Listing -
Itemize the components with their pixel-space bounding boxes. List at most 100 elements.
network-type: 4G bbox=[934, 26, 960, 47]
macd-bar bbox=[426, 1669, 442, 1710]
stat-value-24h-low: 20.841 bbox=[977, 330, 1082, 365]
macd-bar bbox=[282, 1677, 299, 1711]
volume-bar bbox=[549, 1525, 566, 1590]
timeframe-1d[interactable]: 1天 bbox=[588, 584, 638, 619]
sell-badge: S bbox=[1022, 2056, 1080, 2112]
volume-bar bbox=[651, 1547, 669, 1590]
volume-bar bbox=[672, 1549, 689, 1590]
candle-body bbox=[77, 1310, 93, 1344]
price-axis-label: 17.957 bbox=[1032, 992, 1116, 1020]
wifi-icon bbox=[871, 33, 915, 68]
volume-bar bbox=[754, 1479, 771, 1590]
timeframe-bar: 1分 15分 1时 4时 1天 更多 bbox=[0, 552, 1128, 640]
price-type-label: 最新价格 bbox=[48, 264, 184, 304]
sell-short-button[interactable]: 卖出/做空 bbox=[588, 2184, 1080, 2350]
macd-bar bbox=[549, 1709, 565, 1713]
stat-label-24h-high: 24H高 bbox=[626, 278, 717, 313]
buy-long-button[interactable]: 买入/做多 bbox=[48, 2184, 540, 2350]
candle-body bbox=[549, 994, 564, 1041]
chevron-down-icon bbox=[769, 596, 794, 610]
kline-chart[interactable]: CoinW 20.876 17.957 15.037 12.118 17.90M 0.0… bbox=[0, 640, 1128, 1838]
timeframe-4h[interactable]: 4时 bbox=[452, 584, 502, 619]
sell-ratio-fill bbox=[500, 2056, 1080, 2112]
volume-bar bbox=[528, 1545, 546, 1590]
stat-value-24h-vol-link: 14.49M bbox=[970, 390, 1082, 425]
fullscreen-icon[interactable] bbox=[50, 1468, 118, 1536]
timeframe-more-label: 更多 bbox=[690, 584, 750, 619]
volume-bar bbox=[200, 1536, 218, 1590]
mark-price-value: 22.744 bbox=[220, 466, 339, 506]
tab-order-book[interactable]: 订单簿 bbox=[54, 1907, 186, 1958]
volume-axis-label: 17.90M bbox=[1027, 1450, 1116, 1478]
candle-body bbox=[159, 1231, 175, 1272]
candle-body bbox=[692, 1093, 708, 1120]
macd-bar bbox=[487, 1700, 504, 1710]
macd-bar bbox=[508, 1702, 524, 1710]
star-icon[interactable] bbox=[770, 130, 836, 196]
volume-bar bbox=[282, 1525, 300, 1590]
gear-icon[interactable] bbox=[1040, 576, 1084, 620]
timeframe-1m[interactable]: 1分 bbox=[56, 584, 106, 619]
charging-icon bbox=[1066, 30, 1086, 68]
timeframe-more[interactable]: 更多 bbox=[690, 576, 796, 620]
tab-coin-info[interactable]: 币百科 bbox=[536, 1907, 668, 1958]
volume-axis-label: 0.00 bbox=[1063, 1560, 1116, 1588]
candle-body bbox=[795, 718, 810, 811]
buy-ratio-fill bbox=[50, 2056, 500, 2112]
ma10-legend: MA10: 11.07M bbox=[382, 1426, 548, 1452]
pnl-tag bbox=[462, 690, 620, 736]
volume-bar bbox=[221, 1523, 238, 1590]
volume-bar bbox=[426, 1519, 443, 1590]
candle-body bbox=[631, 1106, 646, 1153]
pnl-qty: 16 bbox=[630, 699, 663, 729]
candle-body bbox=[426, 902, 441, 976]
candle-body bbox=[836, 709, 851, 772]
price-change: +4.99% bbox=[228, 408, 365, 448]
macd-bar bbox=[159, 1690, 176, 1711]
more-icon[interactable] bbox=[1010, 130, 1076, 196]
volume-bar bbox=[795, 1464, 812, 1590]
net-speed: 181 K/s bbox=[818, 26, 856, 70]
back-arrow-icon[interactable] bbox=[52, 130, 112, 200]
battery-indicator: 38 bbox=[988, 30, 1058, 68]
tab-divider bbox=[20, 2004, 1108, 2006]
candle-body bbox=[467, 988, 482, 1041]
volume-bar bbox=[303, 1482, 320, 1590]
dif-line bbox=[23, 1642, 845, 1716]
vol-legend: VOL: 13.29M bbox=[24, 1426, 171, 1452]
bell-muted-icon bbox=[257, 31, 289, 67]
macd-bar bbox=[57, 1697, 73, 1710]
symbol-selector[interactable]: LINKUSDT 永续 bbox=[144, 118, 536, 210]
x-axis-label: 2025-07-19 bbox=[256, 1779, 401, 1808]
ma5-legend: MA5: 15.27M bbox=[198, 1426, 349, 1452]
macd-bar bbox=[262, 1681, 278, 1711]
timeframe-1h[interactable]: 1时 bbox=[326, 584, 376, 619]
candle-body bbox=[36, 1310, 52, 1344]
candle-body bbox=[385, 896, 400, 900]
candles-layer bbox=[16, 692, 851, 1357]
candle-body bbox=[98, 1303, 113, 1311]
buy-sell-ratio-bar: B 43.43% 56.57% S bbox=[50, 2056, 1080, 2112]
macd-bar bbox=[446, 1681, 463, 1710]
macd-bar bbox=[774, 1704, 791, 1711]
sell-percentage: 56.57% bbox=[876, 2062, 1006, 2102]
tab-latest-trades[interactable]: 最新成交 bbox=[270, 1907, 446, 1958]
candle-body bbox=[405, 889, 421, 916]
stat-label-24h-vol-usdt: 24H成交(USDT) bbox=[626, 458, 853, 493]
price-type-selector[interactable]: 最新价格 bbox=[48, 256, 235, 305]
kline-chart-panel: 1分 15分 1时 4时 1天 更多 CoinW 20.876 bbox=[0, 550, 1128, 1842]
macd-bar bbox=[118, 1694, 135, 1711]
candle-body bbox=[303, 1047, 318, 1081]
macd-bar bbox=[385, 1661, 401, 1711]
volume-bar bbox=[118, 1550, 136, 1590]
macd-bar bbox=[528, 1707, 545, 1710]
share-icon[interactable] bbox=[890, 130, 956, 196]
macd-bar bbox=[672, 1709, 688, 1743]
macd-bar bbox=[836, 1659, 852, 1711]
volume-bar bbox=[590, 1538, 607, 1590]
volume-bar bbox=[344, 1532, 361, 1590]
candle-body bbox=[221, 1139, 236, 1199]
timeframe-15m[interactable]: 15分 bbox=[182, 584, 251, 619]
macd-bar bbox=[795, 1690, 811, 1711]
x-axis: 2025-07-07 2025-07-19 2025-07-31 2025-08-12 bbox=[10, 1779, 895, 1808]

What the task requires -
Please copy the data above line for line, with no changes.

Reply to the task -
Itemize the components with their pixel-space bounding boxes. List at most 100 elements.
network-type: 4G bbox=[934, 26, 960, 47]
macd-bar bbox=[426, 1669, 442, 1710]
stat-value-24h-low: 20.841 bbox=[977, 330, 1082, 365]
macd-bar bbox=[282, 1677, 299, 1711]
volume-bar bbox=[549, 1525, 566, 1590]
timeframe-1d[interactable]: 1天 bbox=[588, 584, 638, 619]
sell-badge: S bbox=[1022, 2056, 1080, 2112]
volume-bar bbox=[651, 1547, 669, 1590]
volume-bar bbox=[672, 1549, 689, 1590]
candle-body bbox=[77, 1310, 93, 1344]
price-axis-label: 17.957 bbox=[1032, 992, 1116, 1020]
wifi-icon bbox=[871, 33, 915, 68]
volume-bar bbox=[754, 1479, 771, 1590]
timeframe-bar: 1分 15分 1时 4时 1天 更多 bbox=[0, 552, 1128, 640]
price-type-label: 最新价格 bbox=[48, 264, 184, 304]
sell-short-button[interactable]: 卖出/做空 bbox=[588, 2184, 1080, 2350]
macd-bar bbox=[549, 1709, 565, 1713]
stat-label-24h-high: 24H高 bbox=[626, 278, 717, 313]
buy-long-button[interactable]: 买入/做多 bbox=[48, 2184, 540, 2350]
candle-body bbox=[549, 994, 564, 1041]
chevron-down-icon bbox=[769, 596, 794, 610]
kline-chart[interactable]: CoinW 20.876 17.957 15.037 12.118 17.90M 0.0… bbox=[0, 640, 1128, 1838]
timeframe-4h[interactable]: 4时 bbox=[452, 584, 502, 619]
sell-ratio-fill bbox=[500, 2056, 1080, 2112]
volume-bar bbox=[528, 1545, 546, 1590]
stat-value-24h-vol-link: 14.49M bbox=[970, 390, 1082, 425]
fullscreen-icon[interactable] bbox=[50, 1468, 118, 1536]
timeframe-more-label: 更多 bbox=[690, 584, 750, 619]
volume-bar bbox=[200, 1536, 218, 1590]
mark-price-value: 22.744 bbox=[220, 466, 339, 506]
tab-order-book[interactable]: 订单簿 bbox=[54, 1907, 186, 1958]
volume-axis-label: 17.90M bbox=[1027, 1450, 1116, 1478]
candle-body bbox=[159, 1231, 175, 1272]
candle-body bbox=[692, 1093, 708, 1120]
macd-bar bbox=[487, 1700, 504, 1710]
macd-bar bbox=[508, 1702, 524, 1710]
star-icon[interactable] bbox=[770, 130, 836, 196]
volume-bar bbox=[282, 1525, 300, 1590]
gear-icon[interactable] bbox=[1040, 576, 1084, 620]
timeframe-1m[interactable]: 1分 bbox=[56, 584, 106, 619]
charging-icon bbox=[1066, 30, 1086, 68]
timeframe-more[interactable]: 更多 bbox=[690, 576, 796, 620]
tab-coin-info[interactable]: 币百科 bbox=[536, 1907, 668, 1958]
volume-axis-label: 0.00 bbox=[1063, 1560, 1116, 1588]
candle-body bbox=[795, 718, 810, 811]
buy-ratio-fill bbox=[50, 2056, 500, 2112]
ma10-legend: MA10: 11.07M bbox=[382, 1426, 548, 1452]
pnl-tag bbox=[462, 690, 620, 736]
volume-bar bbox=[221, 1523, 238, 1590]
volume-bar bbox=[426, 1519, 443, 1590]
candle-body bbox=[631, 1106, 646, 1153]
pnl-qty: 16 bbox=[630, 699, 663, 729]
candle-body bbox=[426, 902, 441, 976]
candle-body bbox=[836, 709, 851, 772]
price-change: +4.99% bbox=[228, 408, 365, 448]
macd-bar bbox=[159, 1690, 176, 1711]
more-icon[interactable] bbox=[1010, 130, 1076, 196]
volume-bar bbox=[795, 1464, 812, 1590]
net-speed: 181 K/s bbox=[818, 26, 856, 70]
back-arrow-icon[interactable] bbox=[52, 130, 112, 200]
battery-indicator: 38 bbox=[988, 30, 1058, 68]
tab-divider bbox=[20, 2004, 1108, 2006]
candle-body bbox=[467, 988, 482, 1041]
volume-bar bbox=[303, 1482, 320, 1590]
dif-line bbox=[23, 1642, 845, 1716]
vol-legend: VOL: 13.29M bbox=[24, 1426, 171, 1452]
bell-muted-icon bbox=[257, 31, 289, 67]
macd-bar bbox=[57, 1697, 73, 1710]
symbol-selector[interactable]: LINKUSDT 永续 bbox=[144, 118, 536, 210]
x-axis-label: 2025-07-19 bbox=[256, 1779, 401, 1808]
ma5-legend: MA5: 15.27M bbox=[198, 1426, 349, 1452]
macd-bar bbox=[262, 1681, 278, 1711]
timeframe-1h[interactable]: 1时 bbox=[326, 584, 376, 619]
candle-body bbox=[36, 1310, 52, 1344]
candle-body bbox=[385, 896, 400, 900]
candles-layer bbox=[16, 692, 851, 1357]
candle-body bbox=[98, 1303, 113, 1311]
buy-sell-ratio-bar: B 43.43% 56.57% S bbox=[50, 2056, 1080, 2112]
macd-bar bbox=[446, 1681, 463, 1710]
macd-bar bbox=[774, 1704, 791, 1711]
sell-percentage: 56.57% bbox=[876, 2062, 1006, 2102]
tab-latest-trades[interactable]: 最新成交 bbox=[270, 1907, 446, 1958]
candle-body bbox=[405, 889, 421, 916]
stat-label-24h-vol-usdt: 24H成交(USDT) bbox=[626, 458, 853, 493]
price-type-selector[interactable]: 最新价格 bbox=[48, 256, 235, 305]
kline-chart-panel: 1分 15分 1时 4时 1天 更多 CoinW 20.876 bbox=[0, 550, 1128, 1842]
macd-bar bbox=[118, 1694, 135, 1711]
candle-body bbox=[303, 1047, 318, 1081]
macd-bar bbox=[385, 1661, 401, 1711]
volume-bar bbox=[118, 1550, 136, 1590]
macd-bar bbox=[528, 1707, 545, 1710]
share-icon[interactable] bbox=[890, 130, 956, 196]
macd-bar bbox=[672, 1709, 688, 1743]
macd-bar bbox=[836, 1659, 852, 1711]
volume-bar bbox=[590, 1538, 607, 1590]
volume-bar bbox=[344, 1532, 361, 1590]
candle-body bbox=[221, 1139, 236, 1199]
timeframe-15m[interactable]: 15分 bbox=[182, 584, 251, 619]
macd-bar bbox=[795, 1690, 811, 1711]
x-axis: 2025-07-07 2025-07-19 2025-07-31 2025-08-12 bbox=[10, 1779, 895, 1808]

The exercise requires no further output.